To be done —
Please output the records below in full, exactly as given, but without the images.

Extracted records —
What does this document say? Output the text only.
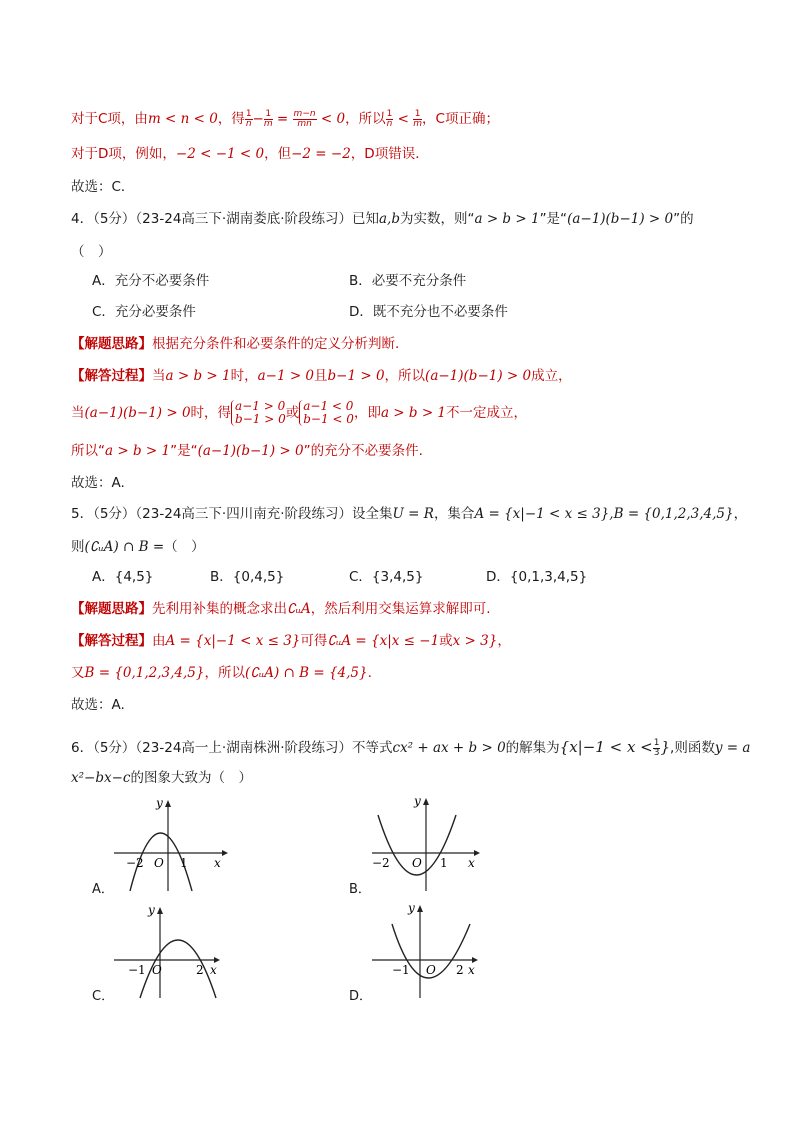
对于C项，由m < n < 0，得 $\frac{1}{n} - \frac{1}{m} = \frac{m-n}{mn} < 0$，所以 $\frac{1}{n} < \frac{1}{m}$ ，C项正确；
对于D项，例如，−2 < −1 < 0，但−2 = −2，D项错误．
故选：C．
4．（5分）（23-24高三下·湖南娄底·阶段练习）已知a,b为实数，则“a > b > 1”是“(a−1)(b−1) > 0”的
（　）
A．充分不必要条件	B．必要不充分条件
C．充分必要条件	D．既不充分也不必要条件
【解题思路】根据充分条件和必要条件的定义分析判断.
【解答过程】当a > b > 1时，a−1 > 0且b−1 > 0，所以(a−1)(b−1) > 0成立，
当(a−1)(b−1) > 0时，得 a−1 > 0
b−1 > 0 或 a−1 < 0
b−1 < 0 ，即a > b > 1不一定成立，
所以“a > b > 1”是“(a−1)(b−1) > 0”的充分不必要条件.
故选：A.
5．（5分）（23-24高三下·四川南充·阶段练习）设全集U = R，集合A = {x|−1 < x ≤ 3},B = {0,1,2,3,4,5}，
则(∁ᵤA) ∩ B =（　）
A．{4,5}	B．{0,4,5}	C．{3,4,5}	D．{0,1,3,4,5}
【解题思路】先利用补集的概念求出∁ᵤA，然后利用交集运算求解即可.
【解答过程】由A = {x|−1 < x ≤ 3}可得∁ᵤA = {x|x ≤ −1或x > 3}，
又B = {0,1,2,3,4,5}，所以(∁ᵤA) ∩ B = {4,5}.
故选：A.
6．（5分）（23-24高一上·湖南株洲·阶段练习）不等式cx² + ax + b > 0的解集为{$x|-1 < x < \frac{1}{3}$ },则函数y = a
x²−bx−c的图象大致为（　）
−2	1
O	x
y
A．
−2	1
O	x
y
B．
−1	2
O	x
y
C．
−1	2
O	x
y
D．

Correct result —
What does this document say? Output the text only.
对于C项，由m < n < 0，得 $\frac{1}{n} - \frac{1}{m} = \frac{m-n}{mn} < 0$，所以 $\frac{1}{n} < \frac{1}{m}$ ，C项正确；
对于D项，例如，−2 < −1 < 0，但−2 = −2，D项错误．
故选：C．
4．（5分）（23-24高三下·湖南娄底·阶段练习）已知a,b为实数，则“a > b > 1”是“(a−1)(b−1) > 0”的
（　）
A．充分不必要条件	B．必要不充分条件
C．充分必要条件	D．既不充分也不必要条件
【解题思路】根据充分条件和必要条件的定义分析判断.
【解答过程】当a > b > 1时，a−1 > 0且b−1 > 0，所以(a−1)(b−1) > 0成立，
当(a−1)(b−1) > 0时，得 a−1 > 0
b−1 > 0 或 a−1 < 0
b−1 < 0 ，即a > b > 1不一定成立，
所以“a > b > 1”是“(a−1)(b−1) > 0”的充分不必要条件.
故选：A.
5．（5分）（23-24高三下·四川南充·阶段练习）设全集U = R，集合A = {x|−1 < x ≤ 3},B = {0,1,2,3,4,5}，
则(∁ᵤA) ∩ B =（　）
A．{4,5}	B．{0,4,5}	C．{3,4,5}	D．{0,1,3,4,5}
【解题思路】先利用补集的概念求出∁ᵤA，然后利用交集运算求解即可.
【解答过程】由A = {x|−1 < x ≤ 3}可得∁ᵤA = {x|x ≤ −1或x > 3}，
又B = {0,1,2,3,4,5}，所以(∁ᵤA) ∩ B = {4,5}.
故选：A.
6．（5分）（23-24高一上·湖南株洲·阶段练习）不等式cx² + ax + b > 0的解集为{$x|-1 < x < \frac{1}{3}$ },则函数y = a
x²−bx−c的图象大致为（　）
−2	1
O	x
y
A．
−2	1
O	x
y
B．
−1	2
O	x
y
C．
−1	2
O	x
y
D．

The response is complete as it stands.